[TO DO] Write the listing below out again exactly, dropping the images.

— start of DATA TO USE —

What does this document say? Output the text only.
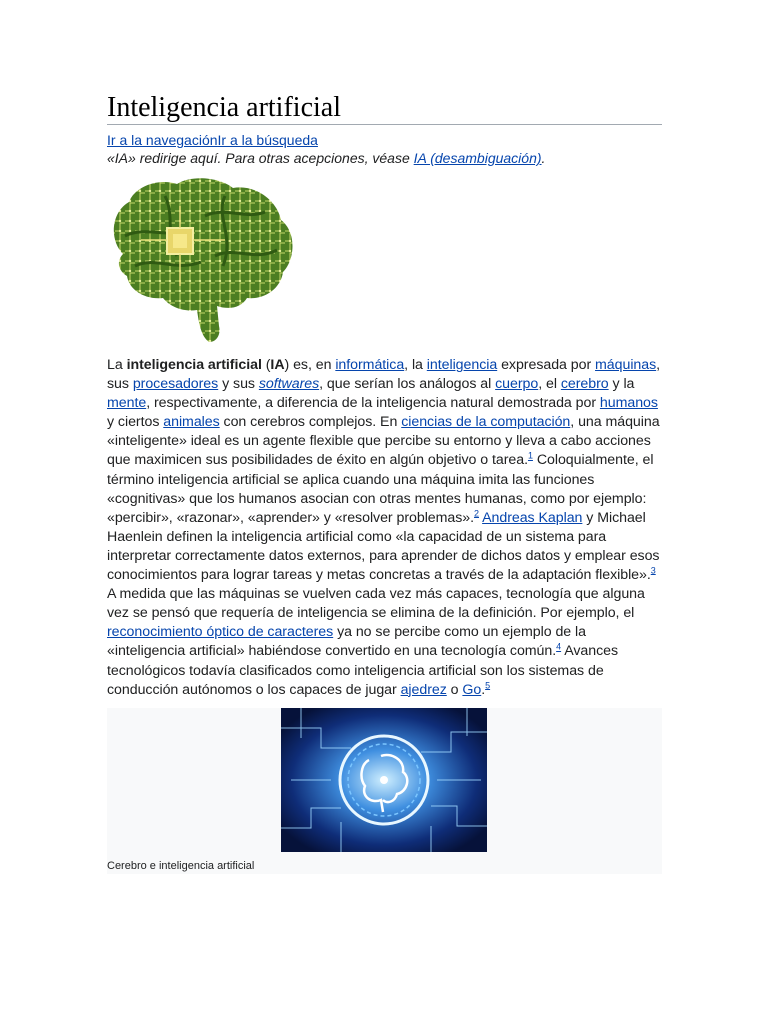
Inteligencia artificial

Ir a la navegaciónIr a la búsqueda

«IA» redirige aquí. Para otras acepciones, véase IA (desambiguación).

La inteligencia artificial (IA) es, en informática, la inteligencia expresada por máquinas, sus procesadores y sus softwares, que serían los análogos al cuerpo, el cerebro y la mente, respectivamente, a diferencia de la inteligencia natural demostrada por humanos y ciertos animales con cerebros complejos. En ciencias de la computación, una máquina «inteligente» ideal es un agente flexible que percibe su entorno y lleva a cabo acciones que maximicen sus posibilidades de éxito en algún objetivo o tarea.$^1$ Coloquialmente, el término inteligencia artificial se aplica cuando una máquina imita las funciones «cognitivas» que los humanos asocian con otras mentes humanas, como por ejemplo: «percibir», «razonar», «aprender» y «resolver problemas».$^2$ Andreas Kaplan y Michael Haenlein definen la inteligencia artificial como «la capacidad de un sistema para interpretar correctamente datos externos, para aprender de dichos datos y emplear esos conocimientos para lograr tareas y metas concretas a través de la adaptación flexible».$^3$ A medida que las máquinas se vuelven cada vez más capaces, tecnología que alguna vez se pensó que requería de inteligencia se elimina de la definición. Por ejemplo, el reconocimiento óptico de caracteres ya no se percibe como un ejemplo de la «inteligencia artificial» habiéndose convertido en una tecnología común.$^4$ Avances tecnológicos todavía clasificados como inteligencia artificial son los sistemas de conducción autónomos o los capaces de jugar ajedrez o Go.$^5$

Cerebro e inteligencia artificial
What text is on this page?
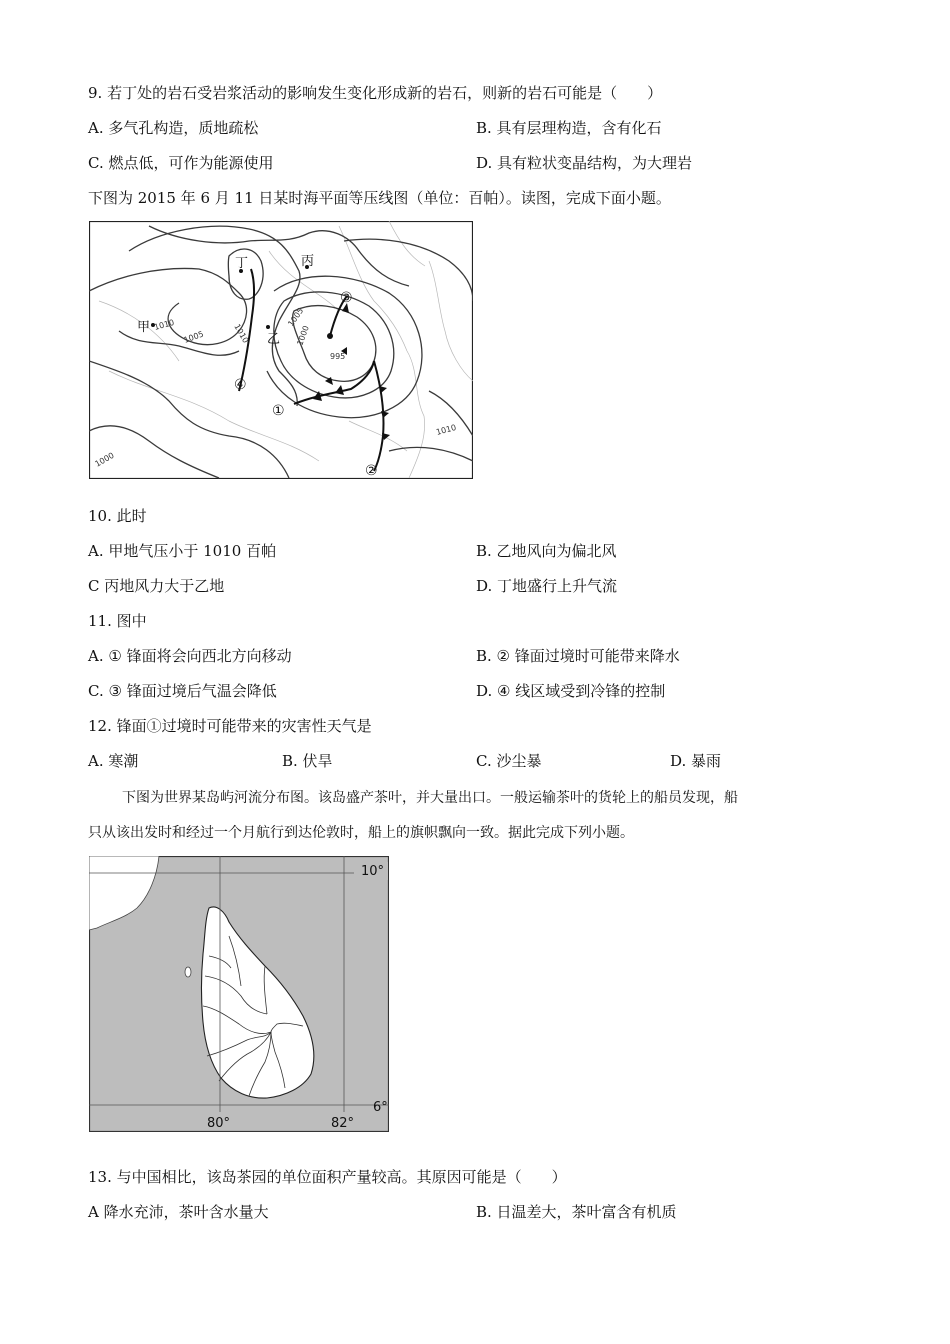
9. 若丁处的岩石受岩浆活动的影响发生变化形成新的岩石，则新的岩石可能是（　　）
A. 多气孔构造，质地疏松	B. 具有层理构造，含有化石
C. 燃点低，可作为能源使用	D. 具有粒状变晶结构，为大理岩
下图为 2015 年 6 月 11 日某时海平面等压线图（单位：百帕）。读图，完成下面小题。
甲
乙
丙
丁
①
②
③
④
1010	1010
1005
1005
1000
1000
1010
995
10. 此时
A. 甲地气压小于 1010 百帕	B. 乙地风向为偏北风
C 丙地风力大于乙地	D. 丁地盛行上升气流
11. 图中
A. ① 锋面将会向西北方向移动	B. ② 锋面过境时可能带来降水
C. ③ 锋面过境后气温会降低	D. ④ 线区域受到冷锋的控制
12. 锋面①过境时可能带来的灾害性天气是
A. 寒潮	B. 伏旱	C. 沙尘暴	D. 暴雨
下图为世界某岛屿河流分布图。该岛盛产茶叶，并大量出口。一般运输茶叶的货轮上的船员发现，船
只从该出发时和经过一个月航行到达伦敦时，船上的旗帜飘向一致。据此完成下列小题。
10°
6°
80°	82°
13. 与中国相比，该岛茶园的单位面积产量较高。其原因可能是（　　）
A 降水充沛，茶叶含水量大	B. 日温差大，茶叶富含有机质
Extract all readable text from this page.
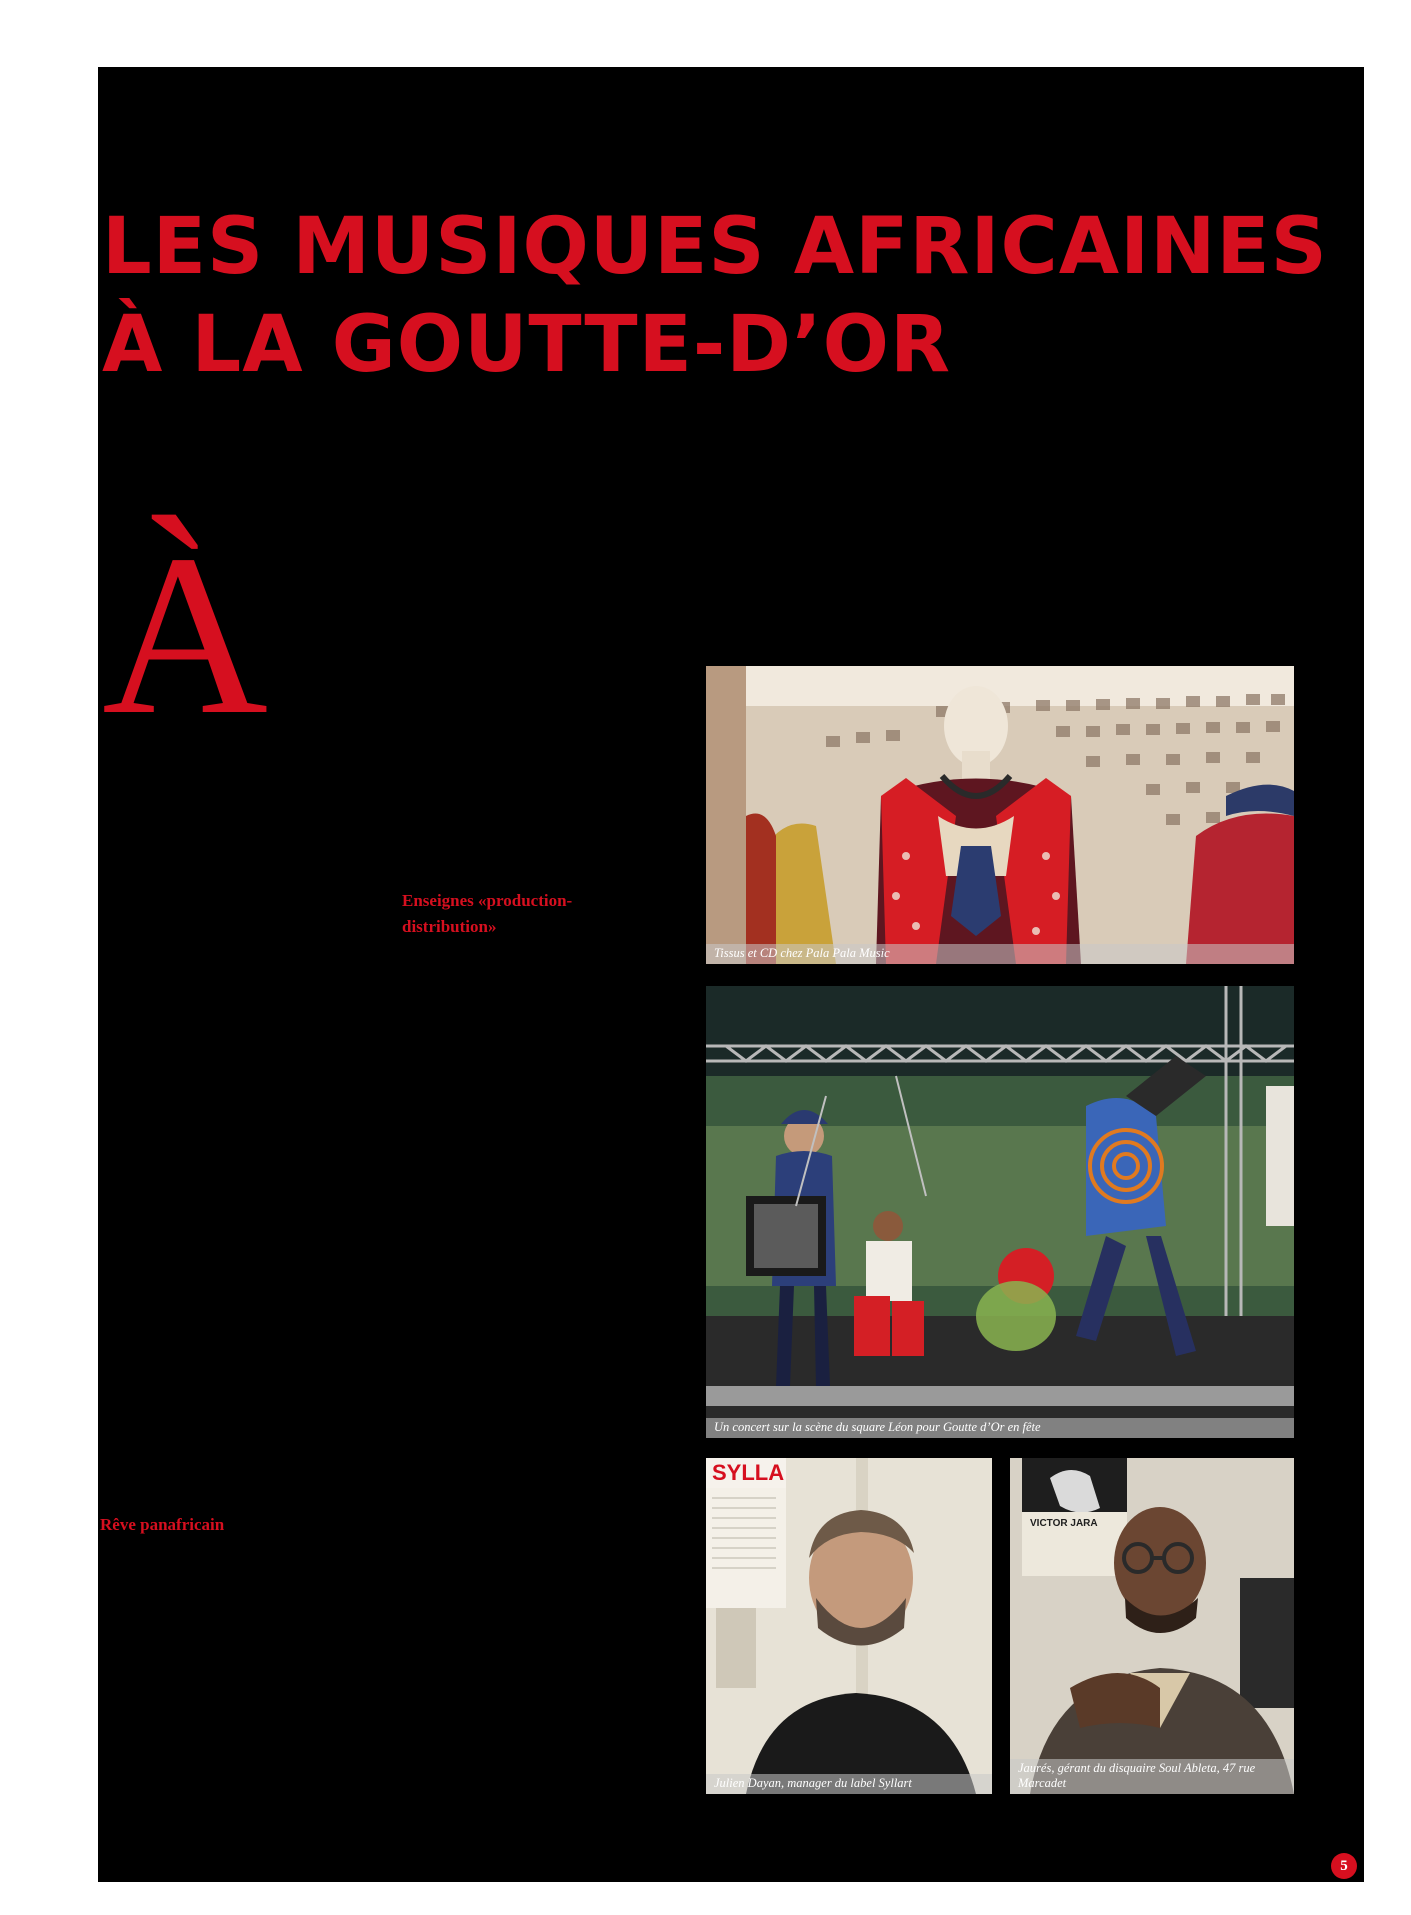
LES MUSIQUES AFRICAINES
À LA GOUTTE-D’OR
À
Enseignes «production-distribution»
Rêve panafricain
Tissus et CD chez Pala Pala Music
Un concert sur la scène du square Léon pour Goutte d’Or en fête
SYLLA
Julien Dayan, manager du label Syllart
VICTOR JARA
Jaurés, gérant du disquaire Soul Ableta, 47 rue Marcadet
5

— end of DATA TO USE —

[IN RESPONSE]
What does this document say? Output the text only.
Inteligencia artificial

Ir a la navegaciónIr a la búsqueda

«IA» redirige aquí. Para otras acepciones, véase IA (desambiguación).

La inteligencia artificial (IA) es, en informática, la inteligencia expresada por máquinas, sus procesadores y sus softwares, que serían los análogos al cuerpo, el cerebro y la mente, respectivamente, a diferencia de la inteligencia natural demostrada por humanos y ciertos animales con cerebros complejos. En ciencias de la computación, una máquina «inteligente» ideal es un agente flexible que percibe su entorno y lleva a cabo acciones que maximicen sus posibilidades de éxito en algún objetivo o tarea.$^1$ Coloquialmente, el término inteligencia artificial se aplica cuando una máquina imita las funciones «cognitivas» que los humanos asocian con otras mentes humanas, como por ejemplo: «percibir», «razonar», «aprender» y «resolver problemas».$^2$ Andreas Kaplan y Michael Haenlein definen la inteligencia artificial como «la capacidad de un sistema para interpretar correctamente datos externos, para aprender de dichos datos y emplear esos conocimientos para lograr tareas y metas concretas a través de la adaptación flexible».$^3$ A medida que las máquinas se vuelven cada vez más capaces, tecnología que alguna vez se pensó que requería de inteligencia se elimina de la definición. Por ejemplo, el reconocimiento óptico de caracteres ya no se percibe como un ejemplo de la «inteligencia artificial» habiéndose convertido en una tecnología común.$^4$ Avances tecnológicos todavía clasificados como inteligencia artificial son los sistemas de conducción autónomos o los capaces de jugar ajedrez o Go.$^5$

Cerebro e inteligencia artificial
What text is on this page?
9. 若丁处的岩石受岩浆活动的影响发生变化形成新的岩石，则新的岩石可能是（　　）
A. 多气孔构造，质地疏松	B. 具有层理构造，含有化石
C. 燃点低，可作为能源使用	D. 具有粒状变晶结构，为大理岩
下图为 2015 年 6 月 11 日某时海平面等压线图（单位：百帕）。读图，完成下面小题。
甲
乙
丙
丁
①
②
③
④
1010	1010
1005
1005
1000
1000
1010
995
10. 此时
A. 甲地气压小于 1010 百帕	B. 乙地风向为偏北风
C 丙地风力大于乙地	D. 丁地盛行上升气流
11. 图中
A. ① 锋面将会向西北方向移动	B. ② 锋面过境时可能带来降水
C. ③ 锋面过境后气温会降低	D. ④ 线区域受到冷锋的控制
12. 锋面①过境时可能带来的灾害性天气是
A. 寒潮	B. 伏旱	C. 沙尘暴	D. 暴雨
下图为世界某岛屿河流分布图。该岛盛产茶叶，并大量出口。一般运输茶叶的货轮上的船员发现，船
只从该出发时和经过一个月航行到达伦敦时，船上的旗帜飘向一致。据此完成下列小题。
10°
6°
80°	82°
13. 与中国相比，该岛茶园的单位面积产量较高。其原因可能是（　　）
A 降水充沛，茶叶含水量大	B. 日温差大，茶叶富含有机质
Extract all readable text from this page.
LES MUSIQUES AFRICAINES
À LA GOUTTE-D’OR
À
Enseignes «production-distribution»
Rêve panafricain
Tissus et CD chez Pala Pala Music
Un concert sur la scène du square Léon pour Goutte d’Or en fête
SYLLA
Julien Dayan, manager du label Syllart
VICTOR JARA
Jaurés, gérant du disquaire Soul Ableta, 47 rue Marcadet
5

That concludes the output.